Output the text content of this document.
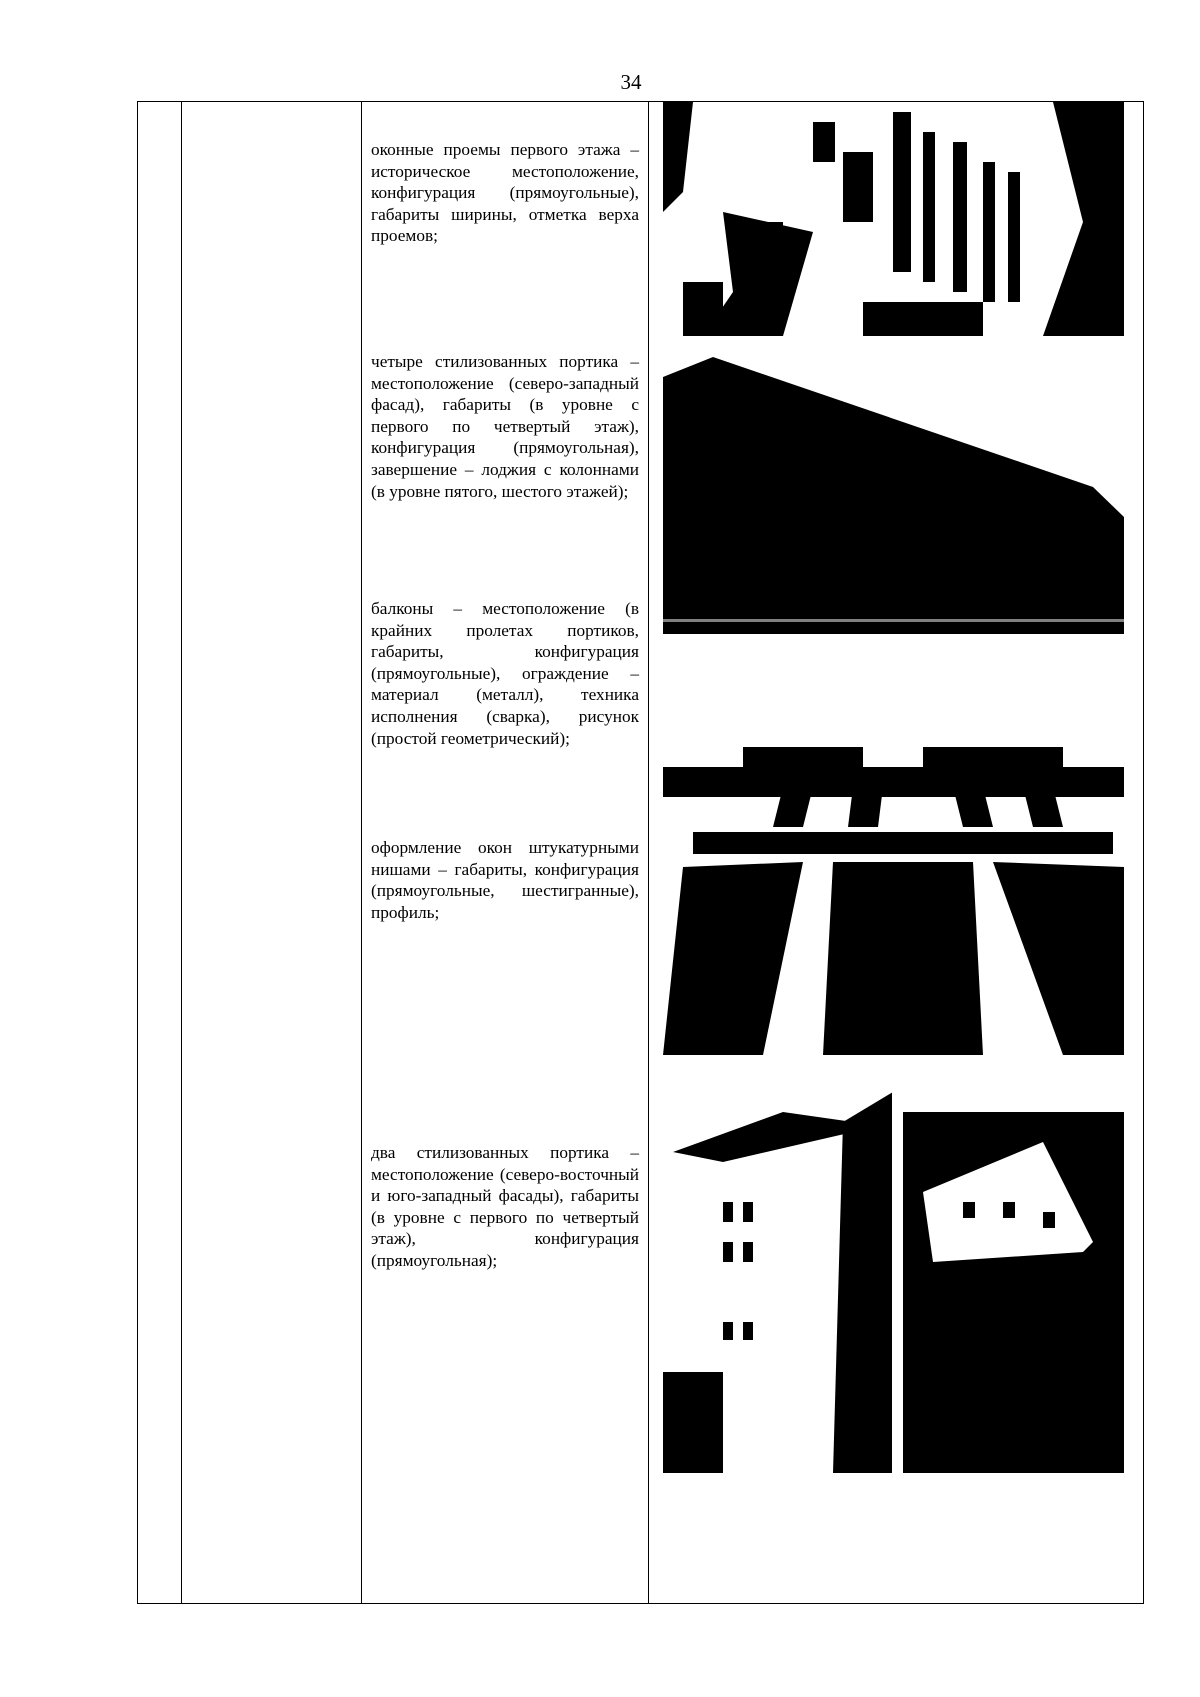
34
оконные проемы первого этажа – историческое местоположение, конфигурация (прямоугольные), габариты ширины, отметка верха проемов;
четыре стилизованных портика – местоположение (северо-западный фасад), габариты (в уровне с первого по четвертый этаж), конфигурация (прямоугольная), завершение – лоджия с колоннами (в уровне пятого, шестого этажей);
балконы – местоположение (в крайних пролетах портиков, габариты, конфигурация (прямоугольные), ограждение – материал (металл), техника исполнения (сварка), рисунок (простой геометрический);
оформление окон штукатурными нишами – габариты, конфигурация (прямоугольные, шестигранные), профиль;
два стилизованных портика – местоположение (северо-восточный и юго-западный фасады), габариты (в уровне с первого по четвертый этаж), конфигурация (прямоугольная);
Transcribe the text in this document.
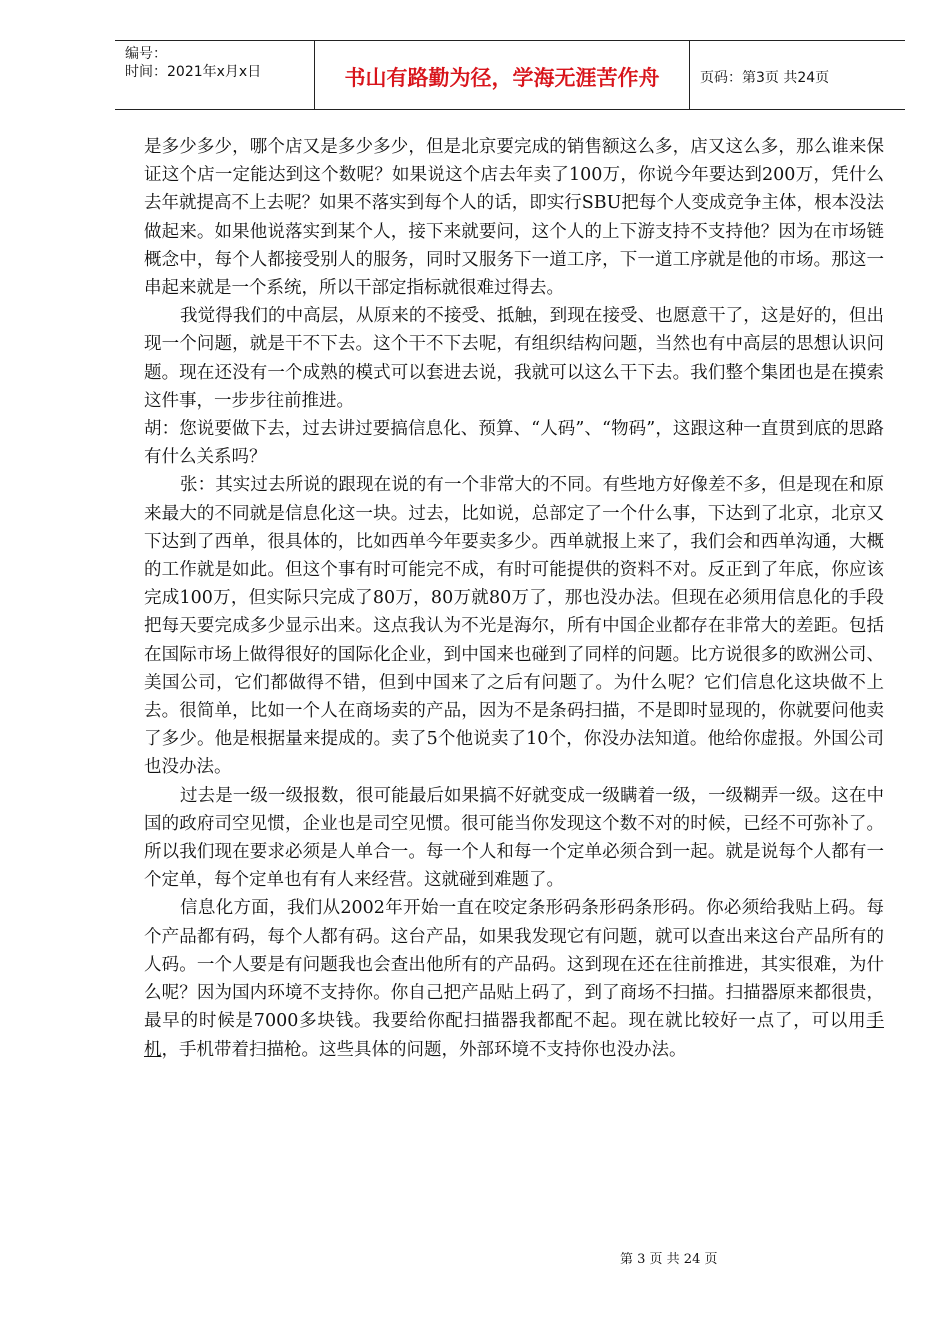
编号：
时间：2021年x月x日	书山有路勤为径，学海无涯苦作舟	页码：第3页 共24页

是多少多少，哪个店又是多少多少，但是北京要完成的销售额这么多，店又这么多，那么谁来保证这个店一定能达到这个数呢？如果说这个店去年卖了100万，你说今年要达到200万，凭什么去年就提高不上去呢？如果不落实到每个人的话，即实行SBU把每个人变成竞争主体，根本没法做起来。如果他说落实到某个人，接下来就要问，这个人的上下游支持不支持他？因为在市场链概念中，每个人都接受别人的服务，同时又服务下一道工序，下一道工序就是他的市场。那这一串起来就是一个系统，所以干部定指标就很难过得去。

我觉得我们的中高层，从原来的不接受、抵触，到现在接受、也愿意干了，这是好的，但出现一个问题，就是干不下去。这个干不下去呢，有组织结构问题，当然也有中高层的思想认识问题。现在还没有一个成熟的模式可以套进去说，我就可以这么干下去。我们整个集团也是在摸索这件事，一步步往前推进。

胡：您说要做下去，过去讲过要搞信息化、预算、“人码”、“物码”，这跟这种一直贯到底的思路有什么关系吗？

张：其实过去所说的跟现在说的有一个非常大的不同。有些地方好像差不多，但是现在和原来最大的不同就是信息化这一块。过去，比如说，总部定了一个什么事，下达到了北京，北京又下达到了西单，很具体的，比如西单今年要卖多少。西单就报上来了，我们会和西单沟通，大概的工作就是如此。但这个事有时可能完不成，有时可能提供的资料不对。反正到了年底，你应该完成100万，但实际只完成了80万，80万就80万了，那也没办法。但现在必须用信息化的手段把每天要完成多少显示出来。这点我认为不光是海尔，所有中国企业都存在非常大的差距。包括在国际市场上做得很好的国际化企业，到中国来也碰到了同样的问题。比方说很多的欧洲公司、美国公司，它们都做得不错，但到中国来了之后有问题了。为什么呢？它们信息化这块做不上去。很简单，比如一个人在商场卖的产品，因为不是条码扫描，不是即时显现的，你就要问他卖了多少。他是根据量来提成的。卖了5个他说卖了10个，你没办法知道。他给你虚报。外国公司也没办法。

过去是一级一级报数，很可能最后如果搞不好就变成一级瞒着一级，一级糊弄一级。这在中国的政府司空见惯，企业也是司空见惯。很可能当你发现这个数不对的时候，已经不可弥补了。所以我们现在要求必须是人单合一。每一个人和每一个定单必须合到一起。就是说每个人都有一个定单，每个定单也有有人来经营。这就碰到难题了。

信息化方面，我们从2002年开始一直在咬定条形码条形码条形码。你必须给我贴上码。每个产品都有码，每个人都有码。这台产品，如果我发现它有问题，就可以查出来这台产品所有的人码。一个人要是有问题我也会查出他所有的产品码。这到现在还在往前推进，其实很难，为什么呢？因为国内环境不支持你。你自己把产品贴上码了，到了商场不扫描。扫描器原来都很贵，最早的时候是7000多块钱。我要给你配扫描器我都配不起。现在就比较好一点了，可以用手机，手机带着扫描枪。这些具体的问题，外部环境不支持你也没办法。

第 3 页 共 24 页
+ + + + +
§ **Set task**: Nothing but the lines from the one holding "Transcribe the text in this document." through the last line of the entries should be written out, exactly and inclusively, minus the pictures.

§ **Solution to this exercise**:
Transcribe the text in this document.
编号：
时间：2021年x月x日	书山有路勤为径，学海无涯苦作舟	页码：第3页 共24页

是多少多少，哪个店又是多少多少，但是北京要完成的销售额这么多，店又这么多，那么谁来保证这个店一定能达到这个数呢？如果说这个店去年卖了100万，你说今年要达到200万，凭什么去年就提高不上去呢？如果不落实到每个人的话，即实行SBU把每个人变成竞争主体，根本没法做起来。如果他说落实到某个人，接下来就要问，这个人的上下游支持不支持他？因为在市场链概念中，每个人都接受别人的服务，同时又服务下一道工序，下一道工序就是他的市场。那这一串起来就是一个系统，所以干部定指标就很难过得去。

我觉得我们的中高层，从原来的不接受、抵触，到现在接受、也愿意干了，这是好的，但出现一个问题，就是干不下去。这个干不下去呢，有组织结构问题，当然也有中高层的思想认识问题。现在还没有一个成熟的模式可以套进去说，我就可以这么干下去。我们整个集团也是在摸索这件事，一步步往前推进。

胡：您说要做下去，过去讲过要搞信息化、预算、“人码”、“物码”，这跟这种一直贯到底的思路有什么关系吗？

张：其实过去所说的跟现在说的有一个非常大的不同。有些地方好像差不多，但是现在和原来最大的不同就是信息化这一块。过去，比如说，总部定了一个什么事，下达到了北京，北京又下达到了西单，很具体的，比如西单今年要卖多少。西单就报上来了，我们会和西单沟通，大概的工作就是如此。但这个事有时可能完不成，有时可能提供的资料不对。反正到了年底，你应该完成100万，但实际只完成了80万，80万就80万了，那也没办法。但现在必须用信息化的手段把每天要完成多少显示出来。这点我认为不光是海尔，所有中国企业都存在非常大的差距。包括在国际市场上做得很好的国际化企业，到中国来也碰到了同样的问题。比方说很多的欧洲公司、美国公司，它们都做得不错，但到中国来了之后有问题了。为什么呢？它们信息化这块做不上去。很简单，比如一个人在商场卖的产品，因为不是条码扫描，不是即时显现的，你就要问他卖了多少。他是根据量来提成的。卖了5个他说卖了10个，你没办法知道。他给你虚报。外国公司也没办法。

过去是一级一级报数，很可能最后如果搞不好就变成一级瞒着一级，一级糊弄一级。这在中国的政府司空见惯，企业也是司空见惯。很可能当你发现这个数不对的时候，已经不可弥补了。所以我们现在要求必须是人单合一。每一个人和每一个定单必须合到一起。就是说每个人都有一个定单，每个定单也有有人来经营。这就碰到难题了。

信息化方面，我们从2002年开始一直在咬定条形码条形码条形码。你必须给我贴上码。每个产品都有码，每个人都有码。这台产品，如果我发现它有问题，就可以查出来这台产品所有的人码。一个人要是有问题我也会查出他所有的产品码。这到现在还在往前推进，其实很难，为什么呢？因为国内环境不支持你。你自己把产品贴上码了，到了商场不扫描。扫描器原来都很贵，最早的时候是7000多块钱。我要给你配扫描器我都配不起。现在就比较好一点了，可以用手机，手机带着扫描枪。这些具体的问题，外部环境不支持你也没办法。

第 3 页 共 24 页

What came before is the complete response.